TEXT TO READ:
## begin

One track that has always sounded 'wrong' to me is "Pete Townshend - You Better You Bet".

Am I the only one uncomfortable with discussing specific styles of music mixes in conjunction with fidelity in an engineering forum? Call me chicken s#!t, but the overwhelming subjectiveness of it all makes me gag. I understand that some are stating certain attributes of specific tracks in an attempt to be clear, but it doesn't help my nausea.

<caution - soapbox ahead>
Over the last twenty years I transferred hundreds of major label masters and engineered Telarc, DMP and Sheffield releases in multiple formats. I say this not to brag, but as a pretext to saying each label, producer and format has strong sonic variabilities and tendencies. Among the engineers in each of the projects I was involved, strong preferences were expressed for different sonic signatures, sometimes leading to arguments over the merits of each. In these pow-wows, who is right, who is wrong? After all is debated, it is usually the person who pays the bills who wins.

In the absence of actual flaws (distortions, response peakiness, high noise, etc.) a mix is A MATTER OF OPINION. Proper electronic fidelity is not. Let's try to stick to this topic, please. I applaud JC, PMA and SC and a few others for trying really hard in this respect.
<off soapbox>

OK, this being said, I am aware the whole point of our science and art is the reproduction of music, not test tones. For my own reference recordings to evaluate equipment, I use a mix of CDs and downloaded 192/96KHz 24bit tracks in FLAC format. I use several FLAC tracks for which I had the original label masters, and IN MY OPINION (no graphs, charts, etc to back this up) this last format sounds the closest to the originals.

## end

INSTRUCTION 1: Decide whether each statement agrees with the forum post on mixes and fidelity, answering yes or no and quoting the deciding words: (a) The writer has transferred hundreds of major label masters over the past twenty years. (b) The writer holds that a mix without actual flaws is a matter of fact. (c) The writer relies only on CDs as reference recordings for evaluating equipment.
INSTRUCTION 2: Quote word for word the stretch of the forum post on mixes and fidelity starting at "OK, this being" and ending at "to the originals.".
The records after this forum post are separate material, unrelated to it.

LISTED RECORDS:
## begin

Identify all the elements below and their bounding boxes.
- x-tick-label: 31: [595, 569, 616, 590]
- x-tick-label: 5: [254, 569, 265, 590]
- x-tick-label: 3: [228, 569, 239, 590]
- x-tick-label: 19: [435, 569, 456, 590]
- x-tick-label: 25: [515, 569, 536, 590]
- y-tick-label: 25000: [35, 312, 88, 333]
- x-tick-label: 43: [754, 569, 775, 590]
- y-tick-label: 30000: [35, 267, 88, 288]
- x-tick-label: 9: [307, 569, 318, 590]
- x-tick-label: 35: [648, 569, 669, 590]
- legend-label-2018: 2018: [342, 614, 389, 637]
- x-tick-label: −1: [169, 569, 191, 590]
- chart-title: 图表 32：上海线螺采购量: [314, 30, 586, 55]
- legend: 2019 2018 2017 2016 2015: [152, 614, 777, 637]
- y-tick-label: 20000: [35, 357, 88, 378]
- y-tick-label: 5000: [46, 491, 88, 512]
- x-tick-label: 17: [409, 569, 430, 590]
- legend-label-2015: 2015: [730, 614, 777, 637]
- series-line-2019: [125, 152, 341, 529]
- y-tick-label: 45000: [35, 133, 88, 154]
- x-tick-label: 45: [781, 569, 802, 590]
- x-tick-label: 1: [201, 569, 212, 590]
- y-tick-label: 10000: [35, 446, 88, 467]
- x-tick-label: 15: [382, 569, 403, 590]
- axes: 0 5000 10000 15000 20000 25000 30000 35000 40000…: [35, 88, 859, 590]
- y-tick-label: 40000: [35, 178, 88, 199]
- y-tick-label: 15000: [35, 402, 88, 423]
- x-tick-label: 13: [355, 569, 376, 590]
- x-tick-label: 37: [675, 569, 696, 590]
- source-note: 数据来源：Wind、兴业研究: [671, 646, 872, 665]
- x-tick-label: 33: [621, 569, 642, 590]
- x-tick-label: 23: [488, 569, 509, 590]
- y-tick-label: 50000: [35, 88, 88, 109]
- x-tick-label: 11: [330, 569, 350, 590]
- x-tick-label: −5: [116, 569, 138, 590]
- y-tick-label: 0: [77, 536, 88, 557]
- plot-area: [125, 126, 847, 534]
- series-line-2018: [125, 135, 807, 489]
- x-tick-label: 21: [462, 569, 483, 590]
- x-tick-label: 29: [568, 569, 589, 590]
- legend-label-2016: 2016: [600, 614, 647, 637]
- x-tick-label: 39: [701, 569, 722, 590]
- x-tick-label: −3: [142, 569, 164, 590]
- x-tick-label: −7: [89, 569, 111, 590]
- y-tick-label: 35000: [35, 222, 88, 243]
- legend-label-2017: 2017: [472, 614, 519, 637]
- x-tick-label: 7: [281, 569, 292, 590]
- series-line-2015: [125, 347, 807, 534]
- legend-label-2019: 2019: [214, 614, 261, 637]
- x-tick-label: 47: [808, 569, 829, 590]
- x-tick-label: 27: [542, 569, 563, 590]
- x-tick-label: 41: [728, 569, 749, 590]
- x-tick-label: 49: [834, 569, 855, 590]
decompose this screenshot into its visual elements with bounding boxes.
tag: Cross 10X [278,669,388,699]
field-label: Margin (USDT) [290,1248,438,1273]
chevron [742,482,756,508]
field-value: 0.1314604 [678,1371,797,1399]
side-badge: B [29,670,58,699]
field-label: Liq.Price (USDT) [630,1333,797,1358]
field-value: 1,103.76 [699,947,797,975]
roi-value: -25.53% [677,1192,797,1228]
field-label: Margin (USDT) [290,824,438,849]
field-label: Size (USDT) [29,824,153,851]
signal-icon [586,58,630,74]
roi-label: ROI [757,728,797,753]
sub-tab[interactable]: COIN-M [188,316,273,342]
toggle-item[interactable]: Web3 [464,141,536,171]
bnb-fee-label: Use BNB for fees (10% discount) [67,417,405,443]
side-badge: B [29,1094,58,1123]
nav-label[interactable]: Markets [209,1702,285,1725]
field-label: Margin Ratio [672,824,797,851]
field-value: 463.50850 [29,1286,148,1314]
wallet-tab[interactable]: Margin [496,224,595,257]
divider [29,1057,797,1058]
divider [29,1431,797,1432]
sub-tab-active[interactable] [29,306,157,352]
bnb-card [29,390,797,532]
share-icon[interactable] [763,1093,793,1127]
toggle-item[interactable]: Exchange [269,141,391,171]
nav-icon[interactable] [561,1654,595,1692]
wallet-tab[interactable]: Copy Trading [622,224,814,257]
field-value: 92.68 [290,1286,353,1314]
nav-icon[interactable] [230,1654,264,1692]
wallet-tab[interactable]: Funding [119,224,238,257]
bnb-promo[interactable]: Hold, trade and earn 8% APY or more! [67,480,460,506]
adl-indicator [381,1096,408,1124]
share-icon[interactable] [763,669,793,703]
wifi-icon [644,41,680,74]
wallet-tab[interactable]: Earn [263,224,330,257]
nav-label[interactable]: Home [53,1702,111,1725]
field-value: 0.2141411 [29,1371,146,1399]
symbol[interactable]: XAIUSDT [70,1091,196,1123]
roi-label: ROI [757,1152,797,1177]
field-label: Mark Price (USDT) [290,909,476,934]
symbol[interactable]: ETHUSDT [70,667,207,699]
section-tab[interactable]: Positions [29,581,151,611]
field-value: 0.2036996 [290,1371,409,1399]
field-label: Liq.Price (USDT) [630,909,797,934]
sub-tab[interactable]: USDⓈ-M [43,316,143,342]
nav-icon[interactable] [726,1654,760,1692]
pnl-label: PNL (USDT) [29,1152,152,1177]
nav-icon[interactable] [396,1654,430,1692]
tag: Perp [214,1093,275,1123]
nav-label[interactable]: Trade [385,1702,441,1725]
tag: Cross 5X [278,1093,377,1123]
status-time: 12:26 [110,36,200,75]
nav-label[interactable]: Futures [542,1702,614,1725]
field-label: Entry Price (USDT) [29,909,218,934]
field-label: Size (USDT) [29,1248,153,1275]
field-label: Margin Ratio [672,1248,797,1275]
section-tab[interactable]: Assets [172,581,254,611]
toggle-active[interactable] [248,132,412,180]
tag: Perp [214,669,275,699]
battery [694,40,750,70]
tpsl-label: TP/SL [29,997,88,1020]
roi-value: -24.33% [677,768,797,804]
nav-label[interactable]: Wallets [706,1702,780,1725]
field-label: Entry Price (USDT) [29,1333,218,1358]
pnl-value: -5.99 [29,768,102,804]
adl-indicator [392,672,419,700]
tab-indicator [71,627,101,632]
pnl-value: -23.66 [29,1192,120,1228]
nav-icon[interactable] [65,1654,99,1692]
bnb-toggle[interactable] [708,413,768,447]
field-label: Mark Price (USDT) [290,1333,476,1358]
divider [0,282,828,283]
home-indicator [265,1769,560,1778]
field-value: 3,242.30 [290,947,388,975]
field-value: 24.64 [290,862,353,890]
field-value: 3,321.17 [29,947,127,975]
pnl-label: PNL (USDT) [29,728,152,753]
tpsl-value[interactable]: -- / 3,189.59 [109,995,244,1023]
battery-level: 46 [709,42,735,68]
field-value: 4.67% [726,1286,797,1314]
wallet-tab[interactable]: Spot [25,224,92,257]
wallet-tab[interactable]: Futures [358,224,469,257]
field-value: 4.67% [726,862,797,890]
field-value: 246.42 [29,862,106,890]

## end

ANSWER 1:
(a) Yes: "Over the last twenty years I transferred hundreds of major label masters"
(b) No: "In the absence of actual flaws (distortions, response peakiness, high noise, etc.) a mix is A MATTER OF OPINION."
(c) No: "I use a mix of CDs and downloaded 192/96KHz 24bit tracks in FLAC format."

ANSWER 2:
OK, this being said, I am aware the whole point of our science and art is the reproduction of music, not test tones. For my own reference recordings to evaluate equipment, I use a mix of CDs and downloaded 192/96KHz 24bit tracks in FLAC format. I use several FLAC tracks for which I had the original label masters, and IN MY OPINION (no graphs, charts, etc to back this up) this last format sounds the closest to the originals.